-- BEGIN --
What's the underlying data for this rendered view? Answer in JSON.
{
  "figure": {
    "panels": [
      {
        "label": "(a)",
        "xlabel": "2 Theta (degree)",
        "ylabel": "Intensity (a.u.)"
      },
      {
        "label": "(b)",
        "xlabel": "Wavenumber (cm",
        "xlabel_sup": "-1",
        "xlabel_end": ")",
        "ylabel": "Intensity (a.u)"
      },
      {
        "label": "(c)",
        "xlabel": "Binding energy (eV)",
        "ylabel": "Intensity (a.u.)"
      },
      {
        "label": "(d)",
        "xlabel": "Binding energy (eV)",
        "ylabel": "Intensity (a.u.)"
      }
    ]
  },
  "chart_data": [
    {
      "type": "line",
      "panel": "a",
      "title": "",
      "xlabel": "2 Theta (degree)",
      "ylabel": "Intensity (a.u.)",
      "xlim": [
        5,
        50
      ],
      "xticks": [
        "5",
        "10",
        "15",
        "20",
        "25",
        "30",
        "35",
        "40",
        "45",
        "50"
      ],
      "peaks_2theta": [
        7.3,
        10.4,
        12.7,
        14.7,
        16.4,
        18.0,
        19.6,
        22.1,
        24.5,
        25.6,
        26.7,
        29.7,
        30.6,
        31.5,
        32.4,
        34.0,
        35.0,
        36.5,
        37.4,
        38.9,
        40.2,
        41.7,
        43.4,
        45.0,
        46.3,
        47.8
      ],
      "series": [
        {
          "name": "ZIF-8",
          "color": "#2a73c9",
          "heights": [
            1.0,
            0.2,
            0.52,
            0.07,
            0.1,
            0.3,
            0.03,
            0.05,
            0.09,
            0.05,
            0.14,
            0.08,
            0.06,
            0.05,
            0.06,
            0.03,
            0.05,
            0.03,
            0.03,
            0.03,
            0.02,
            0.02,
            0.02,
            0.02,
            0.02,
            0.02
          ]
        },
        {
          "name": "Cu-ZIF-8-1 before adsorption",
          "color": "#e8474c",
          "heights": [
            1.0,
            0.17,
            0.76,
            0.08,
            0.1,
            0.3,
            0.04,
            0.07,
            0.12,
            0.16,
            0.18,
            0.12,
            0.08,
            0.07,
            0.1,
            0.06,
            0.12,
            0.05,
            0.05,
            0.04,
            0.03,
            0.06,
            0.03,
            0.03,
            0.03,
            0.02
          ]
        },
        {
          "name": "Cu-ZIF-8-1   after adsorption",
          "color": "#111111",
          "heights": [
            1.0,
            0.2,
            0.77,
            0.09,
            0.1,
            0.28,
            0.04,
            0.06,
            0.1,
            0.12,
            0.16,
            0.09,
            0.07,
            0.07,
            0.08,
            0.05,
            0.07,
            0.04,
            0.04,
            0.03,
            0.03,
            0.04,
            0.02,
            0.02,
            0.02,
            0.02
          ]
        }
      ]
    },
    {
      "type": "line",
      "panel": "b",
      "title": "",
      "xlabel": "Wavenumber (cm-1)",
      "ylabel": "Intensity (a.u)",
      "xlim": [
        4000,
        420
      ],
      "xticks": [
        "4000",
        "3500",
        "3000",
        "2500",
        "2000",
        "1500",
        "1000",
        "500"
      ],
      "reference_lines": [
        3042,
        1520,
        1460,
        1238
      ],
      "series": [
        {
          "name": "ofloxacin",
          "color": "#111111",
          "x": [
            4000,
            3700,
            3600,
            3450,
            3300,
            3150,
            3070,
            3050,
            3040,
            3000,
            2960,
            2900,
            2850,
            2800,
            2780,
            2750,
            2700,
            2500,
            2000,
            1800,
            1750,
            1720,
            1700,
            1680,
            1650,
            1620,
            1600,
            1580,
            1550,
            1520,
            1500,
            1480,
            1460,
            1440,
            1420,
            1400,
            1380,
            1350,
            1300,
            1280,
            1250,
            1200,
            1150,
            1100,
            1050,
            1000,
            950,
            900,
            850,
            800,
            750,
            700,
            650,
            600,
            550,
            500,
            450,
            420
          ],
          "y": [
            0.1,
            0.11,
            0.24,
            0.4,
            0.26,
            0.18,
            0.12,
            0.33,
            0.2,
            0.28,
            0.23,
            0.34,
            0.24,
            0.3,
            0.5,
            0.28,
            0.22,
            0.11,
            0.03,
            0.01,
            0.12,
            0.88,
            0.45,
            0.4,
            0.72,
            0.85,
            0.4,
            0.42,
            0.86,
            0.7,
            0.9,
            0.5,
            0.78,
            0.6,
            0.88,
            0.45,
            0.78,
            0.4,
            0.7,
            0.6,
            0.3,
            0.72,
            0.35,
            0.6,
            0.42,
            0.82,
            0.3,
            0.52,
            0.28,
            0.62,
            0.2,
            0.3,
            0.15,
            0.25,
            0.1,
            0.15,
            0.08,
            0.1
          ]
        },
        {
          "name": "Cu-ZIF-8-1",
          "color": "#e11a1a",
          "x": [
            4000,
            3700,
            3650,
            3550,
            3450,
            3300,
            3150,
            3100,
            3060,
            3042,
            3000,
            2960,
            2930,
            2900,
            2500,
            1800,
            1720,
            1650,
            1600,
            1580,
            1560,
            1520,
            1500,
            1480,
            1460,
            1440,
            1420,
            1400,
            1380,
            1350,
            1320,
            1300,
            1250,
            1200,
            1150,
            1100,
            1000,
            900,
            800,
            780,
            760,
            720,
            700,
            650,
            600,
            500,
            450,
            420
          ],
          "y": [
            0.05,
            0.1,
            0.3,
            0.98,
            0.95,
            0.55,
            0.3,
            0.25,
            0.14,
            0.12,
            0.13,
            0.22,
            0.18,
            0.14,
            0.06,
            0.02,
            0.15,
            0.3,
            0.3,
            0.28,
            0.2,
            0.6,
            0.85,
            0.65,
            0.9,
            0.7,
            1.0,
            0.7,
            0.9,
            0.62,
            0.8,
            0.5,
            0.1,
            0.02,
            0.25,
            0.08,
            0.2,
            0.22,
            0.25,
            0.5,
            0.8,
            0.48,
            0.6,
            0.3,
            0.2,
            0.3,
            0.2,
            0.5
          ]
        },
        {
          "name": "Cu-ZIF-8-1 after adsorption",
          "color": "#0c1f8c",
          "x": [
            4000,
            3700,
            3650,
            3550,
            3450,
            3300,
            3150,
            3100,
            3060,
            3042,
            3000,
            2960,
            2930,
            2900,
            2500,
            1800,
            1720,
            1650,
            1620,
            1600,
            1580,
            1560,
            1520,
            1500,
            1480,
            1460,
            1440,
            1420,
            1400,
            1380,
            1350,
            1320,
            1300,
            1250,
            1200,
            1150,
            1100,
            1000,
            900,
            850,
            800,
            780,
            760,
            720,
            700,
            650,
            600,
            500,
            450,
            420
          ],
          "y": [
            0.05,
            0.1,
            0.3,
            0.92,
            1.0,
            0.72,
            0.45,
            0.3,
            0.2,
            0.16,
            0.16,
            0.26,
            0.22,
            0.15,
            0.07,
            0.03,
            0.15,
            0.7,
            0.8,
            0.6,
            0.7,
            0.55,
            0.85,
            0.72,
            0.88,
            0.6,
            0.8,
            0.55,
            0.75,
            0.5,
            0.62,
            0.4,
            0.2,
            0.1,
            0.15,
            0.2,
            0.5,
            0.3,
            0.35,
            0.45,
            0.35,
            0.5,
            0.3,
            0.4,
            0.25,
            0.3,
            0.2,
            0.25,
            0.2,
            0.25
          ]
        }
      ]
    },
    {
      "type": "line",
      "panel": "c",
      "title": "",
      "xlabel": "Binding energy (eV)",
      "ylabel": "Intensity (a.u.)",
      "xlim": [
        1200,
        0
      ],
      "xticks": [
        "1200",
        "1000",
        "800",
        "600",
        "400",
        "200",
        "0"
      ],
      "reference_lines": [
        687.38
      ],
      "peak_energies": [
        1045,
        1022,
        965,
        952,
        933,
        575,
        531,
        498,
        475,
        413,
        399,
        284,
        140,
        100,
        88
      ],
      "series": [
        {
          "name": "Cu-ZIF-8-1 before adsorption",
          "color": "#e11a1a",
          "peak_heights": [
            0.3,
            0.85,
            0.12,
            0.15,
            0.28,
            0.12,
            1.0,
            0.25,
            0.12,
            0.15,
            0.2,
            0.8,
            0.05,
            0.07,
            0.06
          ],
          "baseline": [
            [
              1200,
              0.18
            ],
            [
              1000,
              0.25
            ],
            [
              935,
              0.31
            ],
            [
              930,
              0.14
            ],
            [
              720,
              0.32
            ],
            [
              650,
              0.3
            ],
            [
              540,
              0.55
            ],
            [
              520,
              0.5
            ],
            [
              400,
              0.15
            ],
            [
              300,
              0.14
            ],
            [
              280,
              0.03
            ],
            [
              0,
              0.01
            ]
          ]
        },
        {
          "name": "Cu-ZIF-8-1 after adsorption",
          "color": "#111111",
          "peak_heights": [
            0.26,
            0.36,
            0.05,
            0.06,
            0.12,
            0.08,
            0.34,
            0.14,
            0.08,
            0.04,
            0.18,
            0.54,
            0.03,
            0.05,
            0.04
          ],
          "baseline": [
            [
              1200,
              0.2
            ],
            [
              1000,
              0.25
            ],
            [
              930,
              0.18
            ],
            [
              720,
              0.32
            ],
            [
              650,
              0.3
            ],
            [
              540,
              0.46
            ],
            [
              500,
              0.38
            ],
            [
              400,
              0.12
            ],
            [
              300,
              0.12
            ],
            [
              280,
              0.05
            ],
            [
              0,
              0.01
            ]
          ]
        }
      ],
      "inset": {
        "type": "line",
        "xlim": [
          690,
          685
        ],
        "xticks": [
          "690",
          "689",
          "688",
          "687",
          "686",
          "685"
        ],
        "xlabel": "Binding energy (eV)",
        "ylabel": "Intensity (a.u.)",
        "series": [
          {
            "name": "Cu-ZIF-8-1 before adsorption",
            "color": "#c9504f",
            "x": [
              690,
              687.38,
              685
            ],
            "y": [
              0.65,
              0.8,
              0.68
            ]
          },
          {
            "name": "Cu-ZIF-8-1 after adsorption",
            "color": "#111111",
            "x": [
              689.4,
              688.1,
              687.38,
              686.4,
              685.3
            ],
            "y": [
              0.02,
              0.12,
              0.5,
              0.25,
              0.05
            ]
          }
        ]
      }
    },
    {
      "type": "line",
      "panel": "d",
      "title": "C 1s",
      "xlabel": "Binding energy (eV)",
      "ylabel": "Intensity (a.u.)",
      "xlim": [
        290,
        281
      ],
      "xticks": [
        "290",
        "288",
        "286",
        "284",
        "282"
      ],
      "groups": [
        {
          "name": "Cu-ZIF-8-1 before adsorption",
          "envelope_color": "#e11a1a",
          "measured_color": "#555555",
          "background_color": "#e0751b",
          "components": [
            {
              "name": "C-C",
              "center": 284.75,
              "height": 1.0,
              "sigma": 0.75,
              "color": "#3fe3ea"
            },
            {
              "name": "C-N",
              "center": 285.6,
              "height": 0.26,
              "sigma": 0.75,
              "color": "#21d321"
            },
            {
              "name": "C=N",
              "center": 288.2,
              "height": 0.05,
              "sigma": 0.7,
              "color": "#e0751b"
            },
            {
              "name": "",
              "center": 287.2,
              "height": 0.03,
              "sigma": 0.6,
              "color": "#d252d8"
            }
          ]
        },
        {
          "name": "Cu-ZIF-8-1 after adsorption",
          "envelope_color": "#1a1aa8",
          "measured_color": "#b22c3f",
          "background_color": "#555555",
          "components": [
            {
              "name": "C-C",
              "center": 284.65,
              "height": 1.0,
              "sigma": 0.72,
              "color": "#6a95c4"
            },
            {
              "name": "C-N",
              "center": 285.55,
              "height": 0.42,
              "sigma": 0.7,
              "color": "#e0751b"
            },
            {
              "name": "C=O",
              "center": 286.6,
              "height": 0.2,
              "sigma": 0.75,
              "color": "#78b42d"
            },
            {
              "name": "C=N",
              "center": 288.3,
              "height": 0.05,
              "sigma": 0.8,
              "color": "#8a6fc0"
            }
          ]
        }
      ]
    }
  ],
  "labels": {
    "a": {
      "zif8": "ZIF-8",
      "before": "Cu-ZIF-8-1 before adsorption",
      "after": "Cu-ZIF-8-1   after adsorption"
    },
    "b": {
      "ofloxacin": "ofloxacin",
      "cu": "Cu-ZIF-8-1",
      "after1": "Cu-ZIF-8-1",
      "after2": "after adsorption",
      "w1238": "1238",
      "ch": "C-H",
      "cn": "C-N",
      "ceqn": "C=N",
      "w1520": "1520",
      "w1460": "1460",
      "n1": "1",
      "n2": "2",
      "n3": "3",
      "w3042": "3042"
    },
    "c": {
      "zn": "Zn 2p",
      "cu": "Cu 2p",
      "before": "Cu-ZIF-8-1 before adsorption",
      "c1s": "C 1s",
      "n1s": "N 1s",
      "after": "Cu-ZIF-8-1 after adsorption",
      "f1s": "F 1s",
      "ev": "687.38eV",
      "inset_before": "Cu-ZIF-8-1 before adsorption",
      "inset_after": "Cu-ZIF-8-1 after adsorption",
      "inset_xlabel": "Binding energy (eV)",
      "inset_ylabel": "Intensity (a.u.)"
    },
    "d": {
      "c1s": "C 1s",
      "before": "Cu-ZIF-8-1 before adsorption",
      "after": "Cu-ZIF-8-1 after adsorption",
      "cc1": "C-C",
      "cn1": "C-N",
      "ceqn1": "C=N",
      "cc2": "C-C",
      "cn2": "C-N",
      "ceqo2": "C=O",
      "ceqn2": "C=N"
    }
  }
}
-- END --
● **WORK REQUIRED**
Collect every line from the records above that contains the word "degree".

● **EXERCISE ANSWER**
        "xlabel": "2 Theta (degree)",
      "xlabel": "2 Theta (degree)",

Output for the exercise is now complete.